* [SOURCE MATERIAL]

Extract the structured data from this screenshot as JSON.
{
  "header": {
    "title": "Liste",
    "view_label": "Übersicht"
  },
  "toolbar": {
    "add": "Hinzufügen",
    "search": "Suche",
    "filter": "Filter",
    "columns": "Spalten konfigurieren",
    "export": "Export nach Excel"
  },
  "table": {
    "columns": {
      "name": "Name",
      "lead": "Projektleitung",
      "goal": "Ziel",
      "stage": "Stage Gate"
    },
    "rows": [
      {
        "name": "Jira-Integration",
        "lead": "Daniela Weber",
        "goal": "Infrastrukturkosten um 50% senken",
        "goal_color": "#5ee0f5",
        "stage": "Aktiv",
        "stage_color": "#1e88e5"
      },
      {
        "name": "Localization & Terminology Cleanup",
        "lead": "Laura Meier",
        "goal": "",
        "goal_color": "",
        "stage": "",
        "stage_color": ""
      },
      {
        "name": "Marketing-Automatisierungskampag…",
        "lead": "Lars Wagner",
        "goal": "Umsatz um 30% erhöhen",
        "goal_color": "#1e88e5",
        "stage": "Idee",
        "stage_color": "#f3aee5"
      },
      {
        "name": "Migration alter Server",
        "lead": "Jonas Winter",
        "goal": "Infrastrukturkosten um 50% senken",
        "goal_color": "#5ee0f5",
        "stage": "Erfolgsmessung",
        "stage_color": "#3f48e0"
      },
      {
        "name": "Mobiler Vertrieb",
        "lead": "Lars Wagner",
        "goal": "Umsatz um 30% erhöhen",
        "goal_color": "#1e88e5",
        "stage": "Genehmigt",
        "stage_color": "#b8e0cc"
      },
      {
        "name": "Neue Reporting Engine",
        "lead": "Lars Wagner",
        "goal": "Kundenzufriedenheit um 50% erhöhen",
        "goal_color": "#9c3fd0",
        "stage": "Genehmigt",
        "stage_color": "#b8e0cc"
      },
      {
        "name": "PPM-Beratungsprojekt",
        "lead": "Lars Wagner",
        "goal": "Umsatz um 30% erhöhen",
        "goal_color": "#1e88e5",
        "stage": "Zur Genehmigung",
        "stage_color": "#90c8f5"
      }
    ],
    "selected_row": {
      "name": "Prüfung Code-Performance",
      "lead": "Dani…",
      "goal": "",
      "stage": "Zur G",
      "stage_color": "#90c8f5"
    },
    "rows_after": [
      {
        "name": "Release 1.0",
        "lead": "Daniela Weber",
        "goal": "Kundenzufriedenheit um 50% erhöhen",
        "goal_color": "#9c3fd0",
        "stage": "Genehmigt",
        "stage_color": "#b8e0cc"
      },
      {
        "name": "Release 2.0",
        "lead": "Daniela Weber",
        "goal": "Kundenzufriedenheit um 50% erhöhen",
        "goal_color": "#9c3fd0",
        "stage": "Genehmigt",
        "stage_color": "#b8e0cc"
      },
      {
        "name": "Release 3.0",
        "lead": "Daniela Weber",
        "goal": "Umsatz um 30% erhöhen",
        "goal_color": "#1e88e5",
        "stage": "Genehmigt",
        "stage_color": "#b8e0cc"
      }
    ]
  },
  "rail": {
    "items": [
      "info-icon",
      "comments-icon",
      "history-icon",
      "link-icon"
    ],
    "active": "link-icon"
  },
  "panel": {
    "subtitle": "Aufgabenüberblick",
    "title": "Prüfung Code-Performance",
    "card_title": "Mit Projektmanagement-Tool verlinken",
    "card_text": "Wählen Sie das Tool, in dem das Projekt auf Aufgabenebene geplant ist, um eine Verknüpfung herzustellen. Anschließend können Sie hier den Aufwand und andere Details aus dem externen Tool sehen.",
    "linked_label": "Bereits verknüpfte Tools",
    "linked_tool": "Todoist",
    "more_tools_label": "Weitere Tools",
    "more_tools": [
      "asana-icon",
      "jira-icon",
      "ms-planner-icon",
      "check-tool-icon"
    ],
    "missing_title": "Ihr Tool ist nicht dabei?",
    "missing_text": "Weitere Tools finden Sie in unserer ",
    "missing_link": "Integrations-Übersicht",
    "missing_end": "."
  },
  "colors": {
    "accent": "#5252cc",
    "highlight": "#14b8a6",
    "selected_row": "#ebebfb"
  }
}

...

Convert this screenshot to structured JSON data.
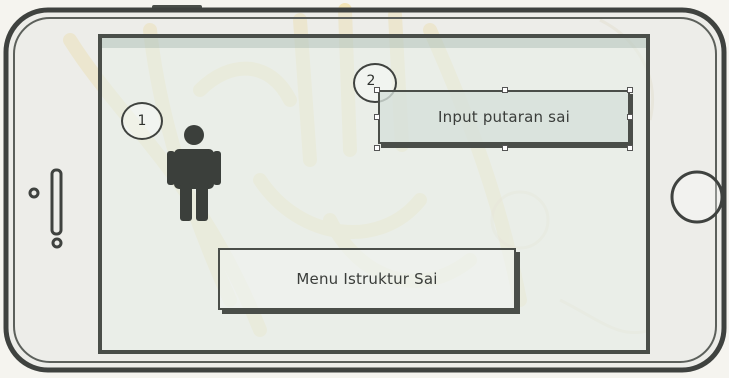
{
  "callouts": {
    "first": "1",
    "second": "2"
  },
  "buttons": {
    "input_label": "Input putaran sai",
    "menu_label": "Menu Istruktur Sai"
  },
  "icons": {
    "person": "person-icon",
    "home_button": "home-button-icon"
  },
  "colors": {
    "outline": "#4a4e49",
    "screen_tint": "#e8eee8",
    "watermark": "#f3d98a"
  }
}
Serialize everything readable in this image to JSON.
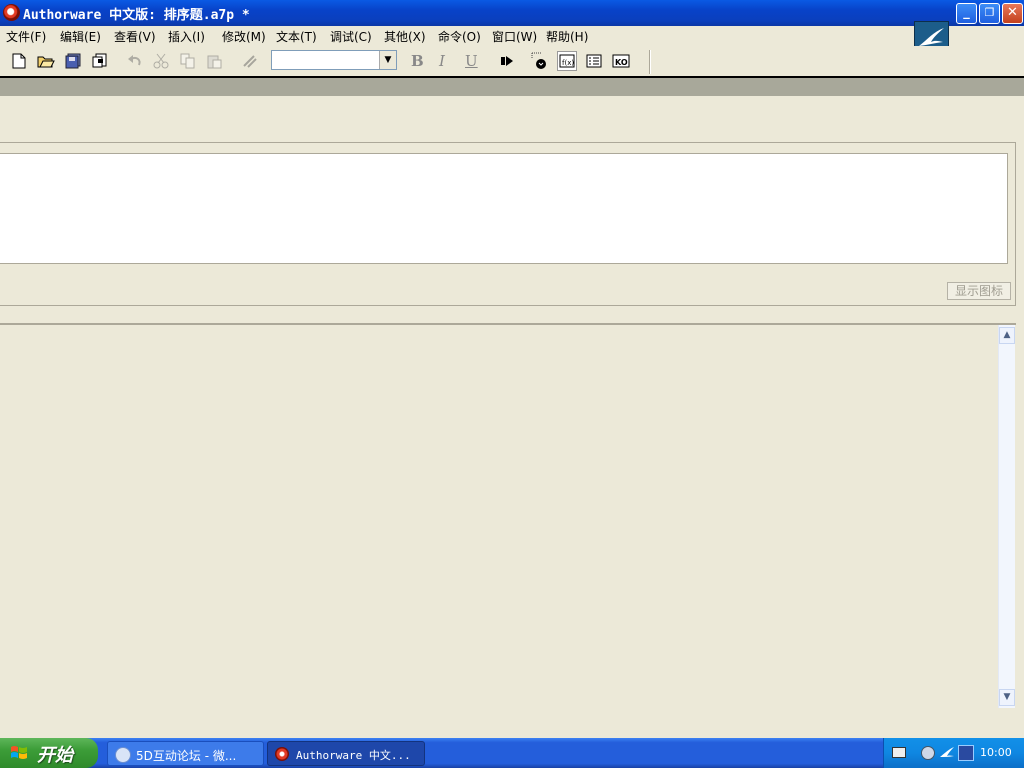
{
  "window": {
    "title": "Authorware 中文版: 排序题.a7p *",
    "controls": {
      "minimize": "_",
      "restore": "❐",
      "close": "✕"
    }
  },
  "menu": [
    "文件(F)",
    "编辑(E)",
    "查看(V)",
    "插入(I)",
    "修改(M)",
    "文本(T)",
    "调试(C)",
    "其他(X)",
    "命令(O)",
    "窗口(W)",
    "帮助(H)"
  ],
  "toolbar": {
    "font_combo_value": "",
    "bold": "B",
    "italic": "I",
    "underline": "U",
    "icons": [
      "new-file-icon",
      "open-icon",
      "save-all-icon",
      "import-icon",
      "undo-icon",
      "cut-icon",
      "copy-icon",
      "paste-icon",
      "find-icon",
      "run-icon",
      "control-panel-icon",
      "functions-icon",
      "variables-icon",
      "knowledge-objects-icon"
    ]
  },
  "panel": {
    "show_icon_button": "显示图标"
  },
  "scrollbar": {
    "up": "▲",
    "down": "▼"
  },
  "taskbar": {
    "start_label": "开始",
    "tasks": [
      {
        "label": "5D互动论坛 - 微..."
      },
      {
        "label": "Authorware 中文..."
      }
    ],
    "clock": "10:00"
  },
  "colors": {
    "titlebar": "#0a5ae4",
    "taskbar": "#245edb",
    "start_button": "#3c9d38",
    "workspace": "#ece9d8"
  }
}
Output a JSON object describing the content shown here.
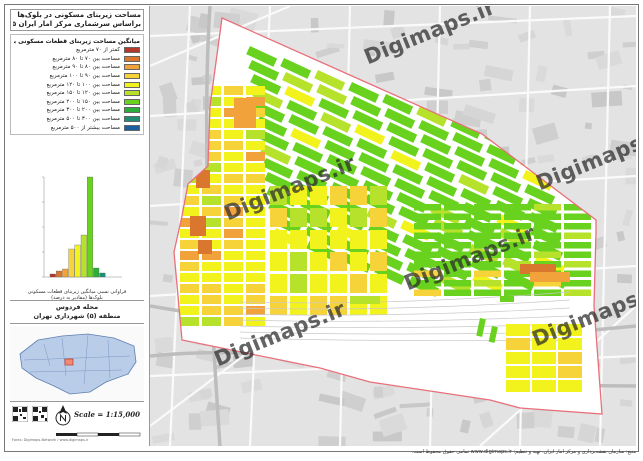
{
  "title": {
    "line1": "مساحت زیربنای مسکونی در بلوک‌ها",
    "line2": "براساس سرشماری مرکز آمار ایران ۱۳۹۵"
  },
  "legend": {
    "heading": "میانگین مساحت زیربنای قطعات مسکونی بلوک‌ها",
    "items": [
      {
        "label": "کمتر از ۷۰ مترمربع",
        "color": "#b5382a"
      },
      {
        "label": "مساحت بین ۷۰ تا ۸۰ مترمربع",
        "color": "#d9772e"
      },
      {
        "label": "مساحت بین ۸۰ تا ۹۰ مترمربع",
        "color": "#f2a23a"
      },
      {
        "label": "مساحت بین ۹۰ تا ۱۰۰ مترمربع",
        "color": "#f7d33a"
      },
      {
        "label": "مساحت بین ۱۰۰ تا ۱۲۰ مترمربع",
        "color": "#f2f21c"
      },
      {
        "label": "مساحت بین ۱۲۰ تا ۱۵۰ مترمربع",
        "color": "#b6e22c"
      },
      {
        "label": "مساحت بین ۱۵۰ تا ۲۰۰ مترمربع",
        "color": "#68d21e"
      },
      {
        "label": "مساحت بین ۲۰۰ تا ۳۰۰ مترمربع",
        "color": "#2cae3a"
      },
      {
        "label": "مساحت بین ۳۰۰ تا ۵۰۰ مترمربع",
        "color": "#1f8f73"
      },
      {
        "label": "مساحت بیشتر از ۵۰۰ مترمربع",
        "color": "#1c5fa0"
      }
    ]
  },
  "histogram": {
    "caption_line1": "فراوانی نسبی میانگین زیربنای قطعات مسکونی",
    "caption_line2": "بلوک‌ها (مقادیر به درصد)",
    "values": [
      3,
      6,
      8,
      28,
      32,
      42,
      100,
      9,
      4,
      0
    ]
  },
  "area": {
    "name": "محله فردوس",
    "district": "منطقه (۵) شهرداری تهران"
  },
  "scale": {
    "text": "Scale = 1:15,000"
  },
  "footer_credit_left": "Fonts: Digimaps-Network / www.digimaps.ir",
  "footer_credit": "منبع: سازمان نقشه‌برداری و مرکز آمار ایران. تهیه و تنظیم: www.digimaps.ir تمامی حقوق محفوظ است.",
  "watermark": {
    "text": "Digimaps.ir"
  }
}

* [SHORT TASK] Report every line containing the word "زیربنای" from the listing above.

* [TASK RESULT]
    "line1": "مساحت زیربنای مسکونی در بلوک‌ها",
    "heading": "میانگین مساحت زیربنای قطعات مسکونی بلوک‌ها",
    "caption_line1": "فراوانی نسبی میانگین زیربنای قطعات مسکونی",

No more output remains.